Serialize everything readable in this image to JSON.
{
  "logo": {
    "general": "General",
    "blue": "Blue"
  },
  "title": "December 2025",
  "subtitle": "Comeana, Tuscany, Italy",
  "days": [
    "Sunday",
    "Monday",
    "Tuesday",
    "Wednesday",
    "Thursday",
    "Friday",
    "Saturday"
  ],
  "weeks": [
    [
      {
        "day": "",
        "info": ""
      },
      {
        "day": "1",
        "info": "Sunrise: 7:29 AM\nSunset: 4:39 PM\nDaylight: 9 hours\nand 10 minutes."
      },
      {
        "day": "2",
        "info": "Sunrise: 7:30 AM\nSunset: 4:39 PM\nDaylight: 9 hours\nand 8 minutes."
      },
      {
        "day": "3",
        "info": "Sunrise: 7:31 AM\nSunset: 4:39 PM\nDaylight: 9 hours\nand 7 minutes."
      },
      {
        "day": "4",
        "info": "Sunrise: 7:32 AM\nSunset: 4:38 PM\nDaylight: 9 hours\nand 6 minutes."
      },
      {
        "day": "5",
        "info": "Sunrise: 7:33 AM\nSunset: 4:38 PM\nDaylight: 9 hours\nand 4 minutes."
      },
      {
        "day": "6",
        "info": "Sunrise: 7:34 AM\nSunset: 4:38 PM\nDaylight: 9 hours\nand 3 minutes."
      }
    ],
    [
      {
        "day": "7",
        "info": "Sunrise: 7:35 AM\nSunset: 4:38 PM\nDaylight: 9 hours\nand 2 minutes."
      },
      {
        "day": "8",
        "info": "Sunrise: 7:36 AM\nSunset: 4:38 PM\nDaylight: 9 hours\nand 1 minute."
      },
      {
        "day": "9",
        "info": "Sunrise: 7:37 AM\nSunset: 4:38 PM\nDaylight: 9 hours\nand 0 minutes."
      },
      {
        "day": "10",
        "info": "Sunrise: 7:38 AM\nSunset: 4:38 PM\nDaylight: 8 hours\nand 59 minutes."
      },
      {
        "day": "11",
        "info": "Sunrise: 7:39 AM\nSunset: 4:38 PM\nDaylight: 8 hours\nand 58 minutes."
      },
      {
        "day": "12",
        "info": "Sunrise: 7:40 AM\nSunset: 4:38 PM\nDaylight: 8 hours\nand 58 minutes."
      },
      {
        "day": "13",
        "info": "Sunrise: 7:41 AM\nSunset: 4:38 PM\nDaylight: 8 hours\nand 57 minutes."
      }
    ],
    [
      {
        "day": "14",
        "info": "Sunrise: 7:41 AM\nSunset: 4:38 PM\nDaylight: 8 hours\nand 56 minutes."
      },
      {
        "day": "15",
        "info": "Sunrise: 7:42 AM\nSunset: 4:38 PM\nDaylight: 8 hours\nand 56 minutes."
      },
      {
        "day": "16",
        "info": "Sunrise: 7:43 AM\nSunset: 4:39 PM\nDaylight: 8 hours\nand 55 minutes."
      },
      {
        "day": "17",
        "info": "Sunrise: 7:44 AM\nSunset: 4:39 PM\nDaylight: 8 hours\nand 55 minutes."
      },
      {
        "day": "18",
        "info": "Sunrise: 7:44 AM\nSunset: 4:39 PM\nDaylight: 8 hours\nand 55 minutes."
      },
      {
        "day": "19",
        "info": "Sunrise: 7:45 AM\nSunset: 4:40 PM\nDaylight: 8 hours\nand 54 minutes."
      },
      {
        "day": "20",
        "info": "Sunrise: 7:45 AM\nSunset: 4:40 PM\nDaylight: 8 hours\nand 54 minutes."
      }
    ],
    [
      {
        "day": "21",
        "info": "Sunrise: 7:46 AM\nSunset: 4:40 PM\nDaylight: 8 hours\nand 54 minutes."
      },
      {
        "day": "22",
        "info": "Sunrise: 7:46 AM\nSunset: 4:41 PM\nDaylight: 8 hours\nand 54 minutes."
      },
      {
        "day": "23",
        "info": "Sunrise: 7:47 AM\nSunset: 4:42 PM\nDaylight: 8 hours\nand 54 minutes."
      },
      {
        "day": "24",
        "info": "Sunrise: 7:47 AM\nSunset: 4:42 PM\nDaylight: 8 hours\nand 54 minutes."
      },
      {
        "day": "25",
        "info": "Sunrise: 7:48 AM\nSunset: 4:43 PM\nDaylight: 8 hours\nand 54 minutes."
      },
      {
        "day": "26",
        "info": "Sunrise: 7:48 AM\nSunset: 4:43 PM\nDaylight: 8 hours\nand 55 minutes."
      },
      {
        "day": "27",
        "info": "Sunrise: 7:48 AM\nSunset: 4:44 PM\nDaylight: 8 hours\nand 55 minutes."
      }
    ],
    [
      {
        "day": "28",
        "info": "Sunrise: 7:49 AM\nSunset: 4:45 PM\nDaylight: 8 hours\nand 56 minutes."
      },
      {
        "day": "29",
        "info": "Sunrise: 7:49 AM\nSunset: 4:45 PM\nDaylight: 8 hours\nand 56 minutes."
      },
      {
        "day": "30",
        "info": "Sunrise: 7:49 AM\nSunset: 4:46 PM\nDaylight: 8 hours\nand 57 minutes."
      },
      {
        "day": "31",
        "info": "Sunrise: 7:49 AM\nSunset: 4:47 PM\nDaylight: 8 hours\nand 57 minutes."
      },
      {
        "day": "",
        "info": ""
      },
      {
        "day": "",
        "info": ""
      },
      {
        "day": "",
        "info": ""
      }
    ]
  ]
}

########################################

## WHAT THIS TASK INVOLVES
Give the entries again in full, exactly as they are written.

## COMPLETED TASK
Serialize everything readable in this image to JSON.
{
  "logo": {
    "general": "General",
    "blue": "Blue"
  },
  "title": "December 2025",
  "subtitle": "Comeana, Tuscany, Italy",
  "days": [
    "Sunday",
    "Monday",
    "Tuesday",
    "Wednesday",
    "Thursday",
    "Friday",
    "Saturday"
  ],
  "weeks": [
    [
      {
        "day": "",
        "info": ""
      },
      {
        "day": "1",
        "info": "Sunrise: 7:29 AM\nSunset: 4:39 PM\nDaylight: 9 hours\nand 10 minutes."
      },
      {
        "day": "2",
        "info": "Sunrise: 7:30 AM\nSunset: 4:39 PM\nDaylight: 9 hours\nand 8 minutes."
      },
      {
        "day": "3",
        "info": "Sunrise: 7:31 AM\nSunset: 4:39 PM\nDaylight: 9 hours\nand 7 minutes."
      },
      {
        "day": "4",
        "info": "Sunrise: 7:32 AM\nSunset: 4:38 PM\nDaylight: 9 hours\nand 6 minutes."
      },
      {
        "day": "5",
        "info": "Sunrise: 7:33 AM\nSunset: 4:38 PM\nDaylight: 9 hours\nand 4 minutes."
      },
      {
        "day": "6",
        "info": "Sunrise: 7:34 AM\nSunset: 4:38 PM\nDaylight: 9 hours\nand 3 minutes."
      }
    ],
    [
      {
        "day": "7",
        "info": "Sunrise: 7:35 AM\nSunset: 4:38 PM\nDaylight: 9 hours\nand 2 minutes."
      },
      {
        "day": "8",
        "info": "Sunrise: 7:36 AM\nSunset: 4:38 PM\nDaylight: 9 hours\nand 1 minute."
      },
      {
        "day": "9",
        "info": "Sunrise: 7:37 AM\nSunset: 4:38 PM\nDaylight: 9 hours\nand 0 minutes."
      },
      {
        "day": "10",
        "info": "Sunrise: 7:38 AM\nSunset: 4:38 PM\nDaylight: 8 hours\nand 59 minutes."
      },
      {
        "day": "11",
        "info": "Sunrise: 7:39 AM\nSunset: 4:38 PM\nDaylight: 8 hours\nand 58 minutes."
      },
      {
        "day": "12",
        "info": "Sunrise: 7:40 AM\nSunset: 4:38 PM\nDaylight: 8 hours\nand 58 minutes."
      },
      {
        "day": "13",
        "info": "Sunrise: 7:41 AM\nSunset: 4:38 PM\nDaylight: 8 hours\nand 57 minutes."
      }
    ],
    [
      {
        "day": "14",
        "info": "Sunrise: 7:41 AM\nSunset: 4:38 PM\nDaylight: 8 hours\nand 56 minutes."
      },
      {
        "day": "15",
        "info": "Sunrise: 7:42 AM\nSunset: 4:38 PM\nDaylight: 8 hours\nand 56 minutes."
      },
      {
        "day": "16",
        "info": "Sunrise: 7:43 AM\nSunset: 4:39 PM\nDaylight: 8 hours\nand 55 minutes."
      },
      {
        "day": "17",
        "info": "Sunrise: 7:44 AM\nSunset: 4:39 PM\nDaylight: 8 hours\nand 55 minutes."
      },
      {
        "day": "18",
        "info": "Sunrise: 7:44 AM\nSunset: 4:39 PM\nDaylight: 8 hours\nand 55 minutes."
      },
      {
        "day": "19",
        "info": "Sunrise: 7:45 AM\nSunset: 4:40 PM\nDaylight: 8 hours\nand 54 minutes."
      },
      {
        "day": "20",
        "info": "Sunrise: 7:45 AM\nSunset: 4:40 PM\nDaylight: 8 hours\nand 54 minutes."
      }
    ],
    [
      {
        "day": "21",
        "info": "Sunrise: 7:46 AM\nSunset: 4:40 PM\nDaylight: 8 hours\nand 54 minutes."
      },
      {
        "day": "22",
        "info": "Sunrise: 7:46 AM\nSunset: 4:41 PM\nDaylight: 8 hours\nand 54 minutes."
      },
      {
        "day": "23",
        "info": "Sunrise: 7:47 AM\nSunset: 4:42 PM\nDaylight: 8 hours\nand 54 minutes."
      },
      {
        "day": "24",
        "info": "Sunrise: 7:47 AM\nSunset: 4:42 PM\nDaylight: 8 hours\nand 54 minutes."
      },
      {
        "day": "25",
        "info": "Sunrise: 7:48 AM\nSunset: 4:43 PM\nDaylight: 8 hours\nand 54 minutes."
      },
      {
        "day": "26",
        "info": "Sunrise: 7:48 AM\nSunset: 4:43 PM\nDaylight: 8 hours\nand 55 minutes."
      },
      {
        "day": "27",
        "info": "Sunrise: 7:48 AM\nSunset: 4:44 PM\nDaylight: 8 hours\nand 55 minutes."
      }
    ],
    [
      {
        "day": "28",
        "info": "Sunrise: 7:49 AM\nSunset: 4:45 PM\nDaylight: 8 hours\nand 56 minutes."
      },
      {
        "day": "29",
        "info": "Sunrise: 7:49 AM\nSunset: 4:45 PM\nDaylight: 8 hours\nand 56 minutes."
      },
      {
        "day": "30",
        "info": "Sunrise: 7:49 AM\nSunset: 4:46 PM\nDaylight: 8 hours\nand 57 minutes."
      },
      {
        "day": "31",
        "info": "Sunrise: 7:49 AM\nSunset: 4:47 PM\nDaylight: 8 hours\nand 57 minutes."
      },
      {
        "day": "",
        "info": ""
      },
      {
        "day": "",
        "info": ""
      },
      {
        "day": "",
        "info": ""
      }
    ]
  ]
}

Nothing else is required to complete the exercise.